**What you have to do**
Copy every line of the records below where the word "Contas" occurs.

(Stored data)
- - - -
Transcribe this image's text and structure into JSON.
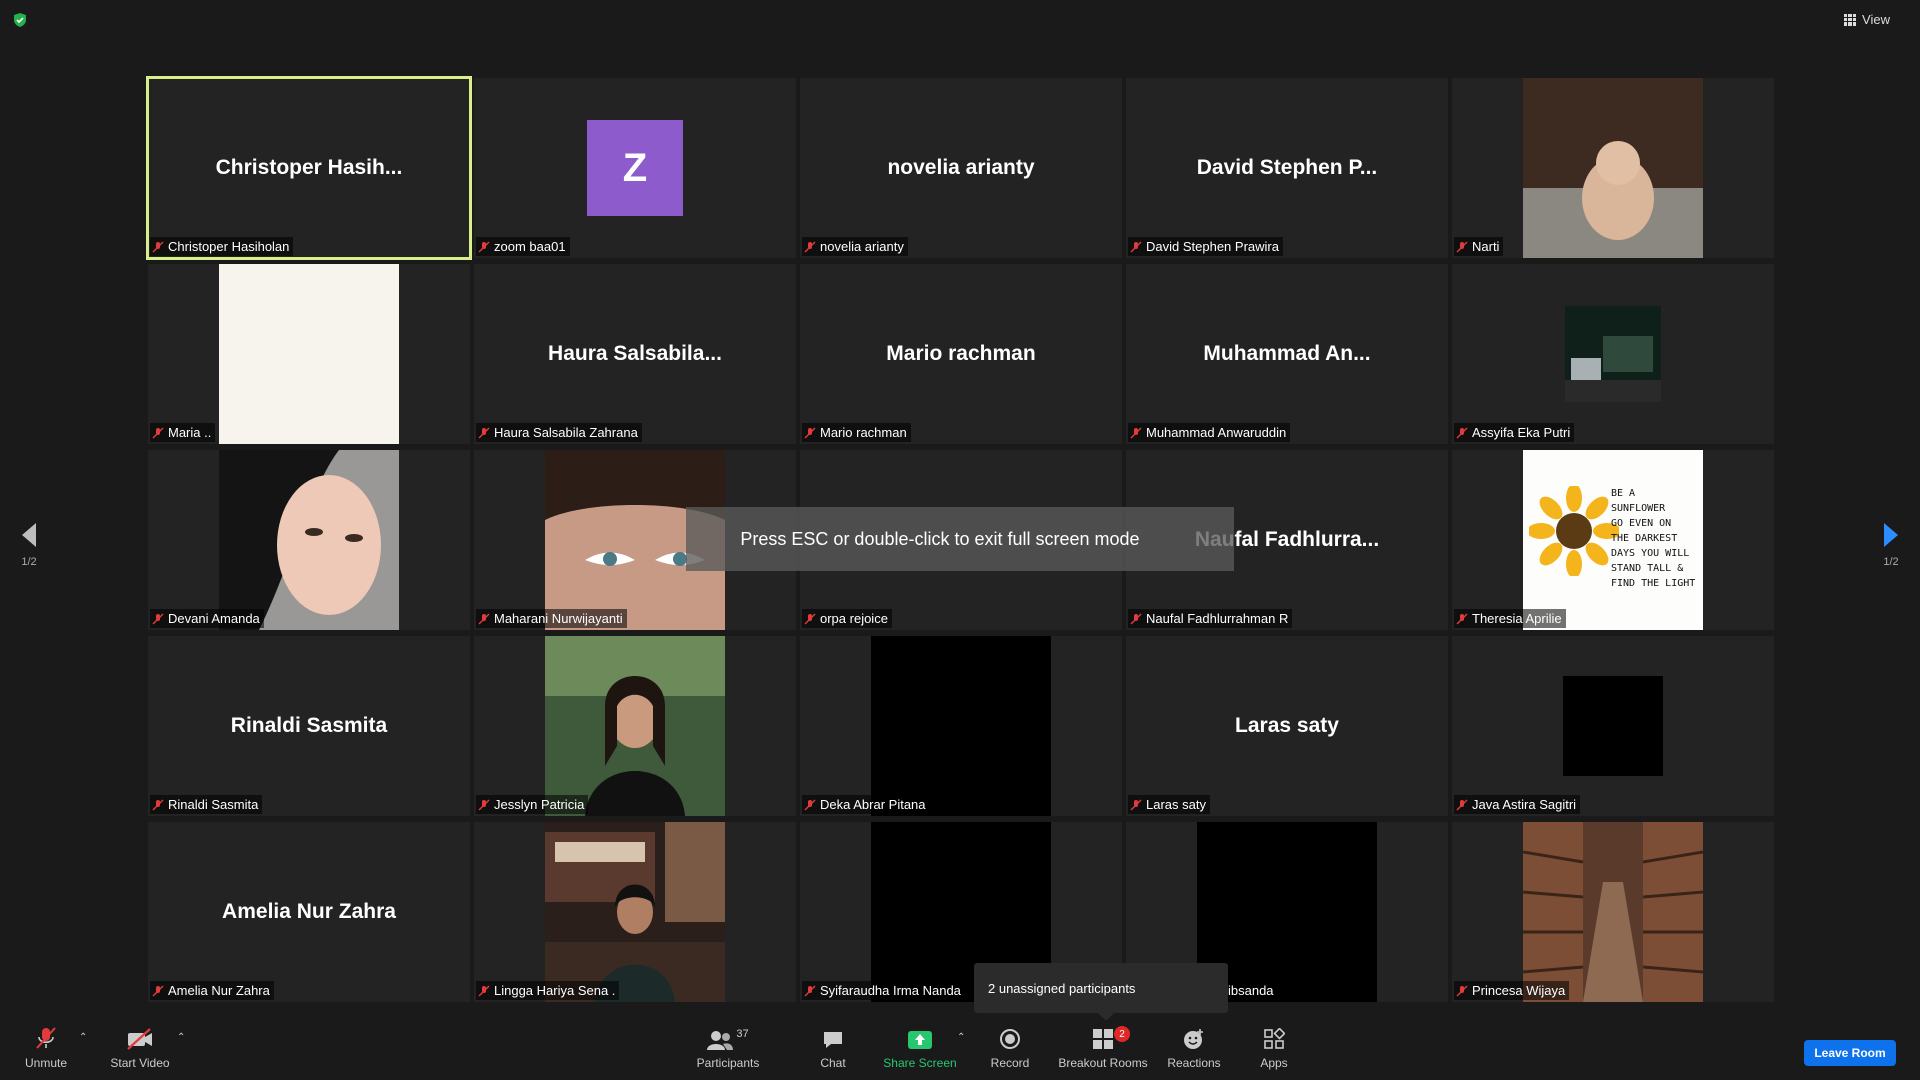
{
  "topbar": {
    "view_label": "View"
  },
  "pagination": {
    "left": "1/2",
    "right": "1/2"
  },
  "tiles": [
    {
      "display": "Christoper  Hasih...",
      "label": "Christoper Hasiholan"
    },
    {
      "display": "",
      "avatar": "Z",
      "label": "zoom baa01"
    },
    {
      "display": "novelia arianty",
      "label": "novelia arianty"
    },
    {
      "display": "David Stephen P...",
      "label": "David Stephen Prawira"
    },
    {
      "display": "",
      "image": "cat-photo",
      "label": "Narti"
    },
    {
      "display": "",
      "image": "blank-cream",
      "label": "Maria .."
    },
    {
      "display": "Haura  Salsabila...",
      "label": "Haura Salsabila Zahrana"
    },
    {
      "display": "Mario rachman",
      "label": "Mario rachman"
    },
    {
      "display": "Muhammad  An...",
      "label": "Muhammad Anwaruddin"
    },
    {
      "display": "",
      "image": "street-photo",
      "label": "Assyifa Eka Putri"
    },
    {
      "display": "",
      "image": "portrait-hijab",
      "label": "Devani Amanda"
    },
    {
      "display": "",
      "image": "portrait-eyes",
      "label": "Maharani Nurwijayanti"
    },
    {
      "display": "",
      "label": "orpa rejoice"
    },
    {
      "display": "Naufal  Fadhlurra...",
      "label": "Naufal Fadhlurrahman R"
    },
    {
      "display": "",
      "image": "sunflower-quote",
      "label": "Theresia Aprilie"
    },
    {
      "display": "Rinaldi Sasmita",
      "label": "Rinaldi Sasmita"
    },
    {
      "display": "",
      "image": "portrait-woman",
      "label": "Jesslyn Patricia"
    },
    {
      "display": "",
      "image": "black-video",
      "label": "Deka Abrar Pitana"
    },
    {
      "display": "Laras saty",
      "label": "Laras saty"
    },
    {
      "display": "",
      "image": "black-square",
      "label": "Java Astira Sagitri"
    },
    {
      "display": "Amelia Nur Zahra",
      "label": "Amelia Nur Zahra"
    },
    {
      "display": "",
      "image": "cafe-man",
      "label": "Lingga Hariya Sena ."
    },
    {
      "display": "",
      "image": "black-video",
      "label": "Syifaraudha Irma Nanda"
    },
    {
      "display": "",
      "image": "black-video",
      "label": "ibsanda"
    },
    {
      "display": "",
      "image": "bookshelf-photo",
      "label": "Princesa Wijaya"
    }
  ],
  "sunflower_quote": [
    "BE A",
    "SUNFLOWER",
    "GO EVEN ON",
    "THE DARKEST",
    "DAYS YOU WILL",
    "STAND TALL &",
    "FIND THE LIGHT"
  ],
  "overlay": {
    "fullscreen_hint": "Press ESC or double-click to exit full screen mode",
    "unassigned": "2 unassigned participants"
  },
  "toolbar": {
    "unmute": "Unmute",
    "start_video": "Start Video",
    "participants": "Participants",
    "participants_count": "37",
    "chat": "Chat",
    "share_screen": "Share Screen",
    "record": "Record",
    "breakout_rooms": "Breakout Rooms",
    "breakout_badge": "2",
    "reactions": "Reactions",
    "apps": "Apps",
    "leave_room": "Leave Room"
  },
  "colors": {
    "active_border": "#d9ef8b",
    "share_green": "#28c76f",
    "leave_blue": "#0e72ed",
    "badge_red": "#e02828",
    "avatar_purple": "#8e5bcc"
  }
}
- - - -
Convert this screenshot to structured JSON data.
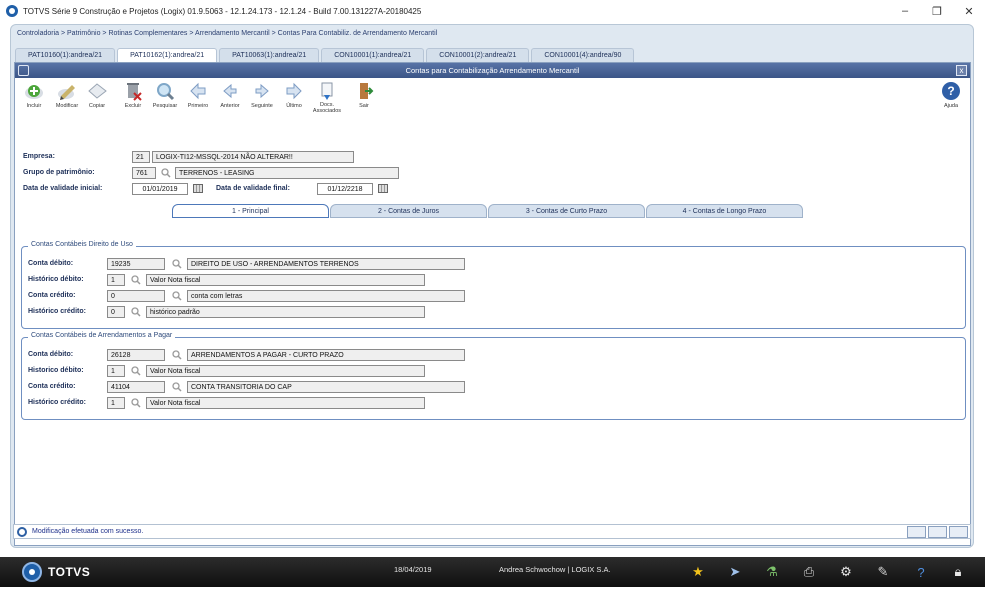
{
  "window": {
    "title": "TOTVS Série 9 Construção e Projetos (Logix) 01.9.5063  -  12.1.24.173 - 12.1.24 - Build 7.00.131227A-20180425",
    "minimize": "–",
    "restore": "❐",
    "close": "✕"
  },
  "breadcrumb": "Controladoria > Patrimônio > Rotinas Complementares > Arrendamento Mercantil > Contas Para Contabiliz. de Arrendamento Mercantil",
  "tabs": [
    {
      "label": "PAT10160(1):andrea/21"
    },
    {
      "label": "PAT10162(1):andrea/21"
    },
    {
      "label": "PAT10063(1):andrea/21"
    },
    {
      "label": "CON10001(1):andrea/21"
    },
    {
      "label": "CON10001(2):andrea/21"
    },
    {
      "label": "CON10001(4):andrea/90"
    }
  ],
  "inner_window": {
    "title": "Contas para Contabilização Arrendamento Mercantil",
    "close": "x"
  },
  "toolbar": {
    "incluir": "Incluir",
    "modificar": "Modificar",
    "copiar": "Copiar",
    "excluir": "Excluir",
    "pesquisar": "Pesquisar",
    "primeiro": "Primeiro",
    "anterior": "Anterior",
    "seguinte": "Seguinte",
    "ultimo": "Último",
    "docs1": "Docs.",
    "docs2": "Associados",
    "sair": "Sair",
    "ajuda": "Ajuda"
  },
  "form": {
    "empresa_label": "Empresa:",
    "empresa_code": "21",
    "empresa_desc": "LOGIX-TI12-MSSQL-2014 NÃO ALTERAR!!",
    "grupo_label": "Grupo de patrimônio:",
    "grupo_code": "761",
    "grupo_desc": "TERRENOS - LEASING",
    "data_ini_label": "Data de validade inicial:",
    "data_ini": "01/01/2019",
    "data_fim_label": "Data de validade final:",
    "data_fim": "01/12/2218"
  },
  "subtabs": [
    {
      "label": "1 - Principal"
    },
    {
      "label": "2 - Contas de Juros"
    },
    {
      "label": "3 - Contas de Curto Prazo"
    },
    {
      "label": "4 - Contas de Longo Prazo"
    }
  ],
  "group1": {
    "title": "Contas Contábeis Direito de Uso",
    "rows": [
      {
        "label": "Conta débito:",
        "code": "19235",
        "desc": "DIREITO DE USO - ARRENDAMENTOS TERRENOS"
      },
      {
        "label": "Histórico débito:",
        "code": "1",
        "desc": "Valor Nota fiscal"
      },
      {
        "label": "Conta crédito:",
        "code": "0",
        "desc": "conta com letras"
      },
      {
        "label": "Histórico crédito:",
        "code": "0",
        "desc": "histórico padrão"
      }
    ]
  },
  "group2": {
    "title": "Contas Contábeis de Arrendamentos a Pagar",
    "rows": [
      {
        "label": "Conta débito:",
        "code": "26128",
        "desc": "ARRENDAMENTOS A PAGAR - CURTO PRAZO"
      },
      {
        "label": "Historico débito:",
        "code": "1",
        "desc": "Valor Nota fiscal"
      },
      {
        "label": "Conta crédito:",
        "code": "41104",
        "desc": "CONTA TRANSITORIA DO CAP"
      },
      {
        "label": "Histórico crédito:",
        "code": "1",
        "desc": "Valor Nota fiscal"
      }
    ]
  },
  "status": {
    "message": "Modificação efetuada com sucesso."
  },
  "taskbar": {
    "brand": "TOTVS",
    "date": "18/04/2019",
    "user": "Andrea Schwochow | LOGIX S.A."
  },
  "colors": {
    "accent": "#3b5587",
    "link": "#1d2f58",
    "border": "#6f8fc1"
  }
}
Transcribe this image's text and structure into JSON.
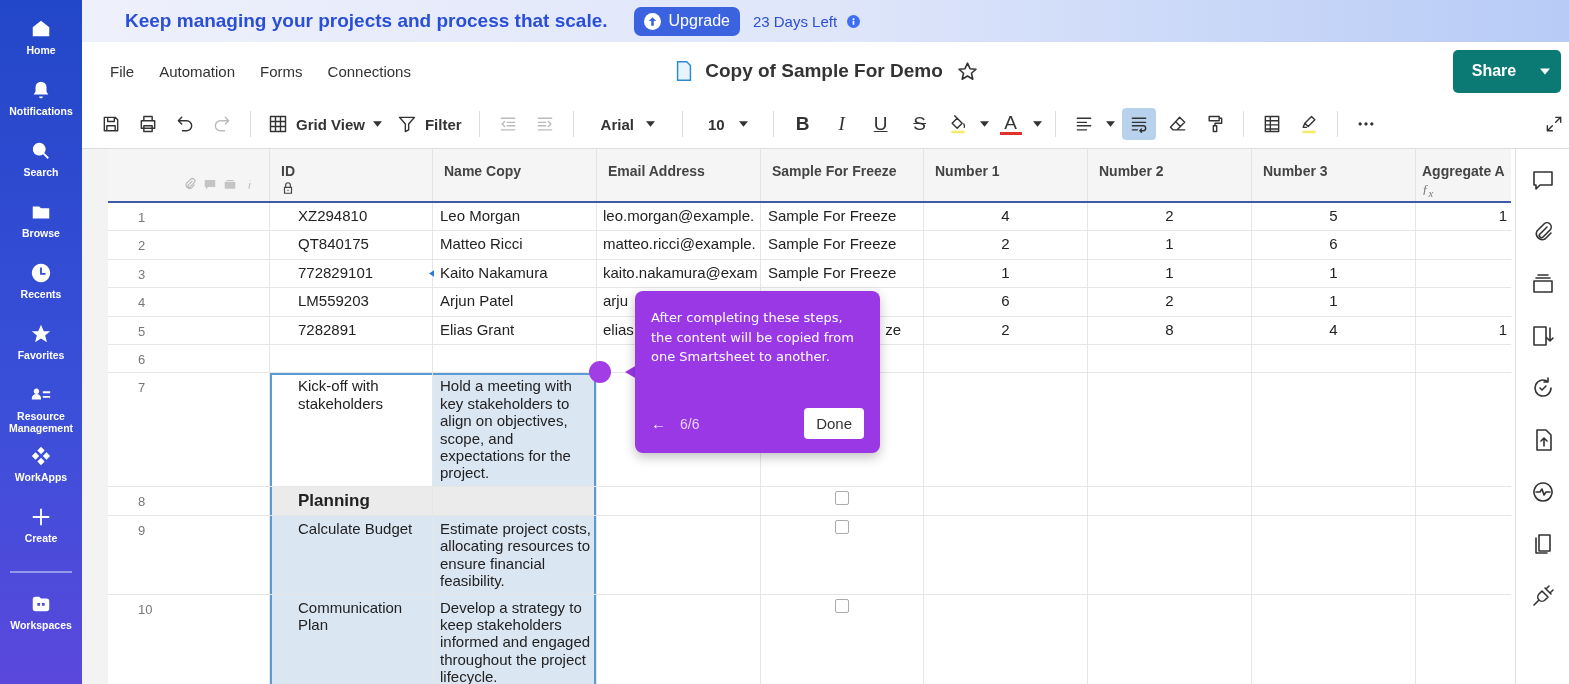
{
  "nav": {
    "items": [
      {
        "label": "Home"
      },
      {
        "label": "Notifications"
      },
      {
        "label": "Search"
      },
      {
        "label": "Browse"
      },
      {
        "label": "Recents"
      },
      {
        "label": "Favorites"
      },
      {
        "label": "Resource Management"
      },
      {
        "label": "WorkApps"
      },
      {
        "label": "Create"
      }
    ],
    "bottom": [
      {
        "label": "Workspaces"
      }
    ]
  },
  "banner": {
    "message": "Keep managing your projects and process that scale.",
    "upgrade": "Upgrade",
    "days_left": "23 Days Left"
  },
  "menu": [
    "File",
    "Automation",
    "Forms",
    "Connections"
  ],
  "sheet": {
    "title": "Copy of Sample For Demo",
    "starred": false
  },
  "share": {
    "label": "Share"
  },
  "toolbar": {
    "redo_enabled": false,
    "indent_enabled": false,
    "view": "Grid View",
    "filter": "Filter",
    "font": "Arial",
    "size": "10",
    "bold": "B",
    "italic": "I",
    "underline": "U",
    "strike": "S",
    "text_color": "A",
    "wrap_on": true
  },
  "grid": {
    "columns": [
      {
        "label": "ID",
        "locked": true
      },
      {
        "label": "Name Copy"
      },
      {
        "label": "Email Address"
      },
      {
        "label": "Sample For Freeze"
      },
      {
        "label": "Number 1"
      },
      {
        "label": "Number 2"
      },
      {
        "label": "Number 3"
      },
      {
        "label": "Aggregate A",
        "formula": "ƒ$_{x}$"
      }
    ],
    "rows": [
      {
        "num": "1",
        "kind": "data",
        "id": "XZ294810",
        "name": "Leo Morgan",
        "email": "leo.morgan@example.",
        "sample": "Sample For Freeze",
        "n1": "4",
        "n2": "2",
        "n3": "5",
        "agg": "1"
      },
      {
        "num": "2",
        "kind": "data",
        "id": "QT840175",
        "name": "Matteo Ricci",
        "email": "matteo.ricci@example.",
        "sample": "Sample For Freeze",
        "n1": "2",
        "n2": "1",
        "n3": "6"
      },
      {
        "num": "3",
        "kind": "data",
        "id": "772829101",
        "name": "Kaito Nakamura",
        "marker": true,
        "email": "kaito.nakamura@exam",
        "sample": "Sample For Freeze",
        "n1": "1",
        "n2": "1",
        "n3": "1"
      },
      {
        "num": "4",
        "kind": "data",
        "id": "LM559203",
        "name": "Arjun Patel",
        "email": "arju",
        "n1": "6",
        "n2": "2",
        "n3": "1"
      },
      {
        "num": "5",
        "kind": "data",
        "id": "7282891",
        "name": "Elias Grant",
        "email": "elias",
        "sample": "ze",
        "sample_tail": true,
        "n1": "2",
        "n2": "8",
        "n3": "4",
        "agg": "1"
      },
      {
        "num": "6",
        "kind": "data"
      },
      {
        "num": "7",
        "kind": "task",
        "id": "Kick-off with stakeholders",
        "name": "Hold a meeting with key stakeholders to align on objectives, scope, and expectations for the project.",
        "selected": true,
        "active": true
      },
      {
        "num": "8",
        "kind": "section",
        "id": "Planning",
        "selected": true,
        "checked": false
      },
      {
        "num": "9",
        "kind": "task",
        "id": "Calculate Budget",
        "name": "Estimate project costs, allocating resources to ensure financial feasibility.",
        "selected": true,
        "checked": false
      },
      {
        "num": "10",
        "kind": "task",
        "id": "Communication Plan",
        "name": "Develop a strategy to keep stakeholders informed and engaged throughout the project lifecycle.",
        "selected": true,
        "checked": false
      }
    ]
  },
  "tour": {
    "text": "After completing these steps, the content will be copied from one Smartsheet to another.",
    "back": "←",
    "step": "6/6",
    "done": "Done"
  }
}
- - - -
**Final result**
  "breadcrumb": "Controladoria > Patrimônio > Rotinas Complementares > Arrendamento Mercantil > Contas Para Contabiliz. de Arrendamento Mercantil",
    "title": "Contas para Contabilização Arrendamento Mercantil",
      "label": "2 - Contas de Juros"
      "label": "3 - Contas de Curto Prazo"
      "label": "4 - Contas de Longo Prazo"
    "title": "Contas Contábeis Direito de Uso",
    "title": "Contas Contábeis de Arrendamentos a Pagar",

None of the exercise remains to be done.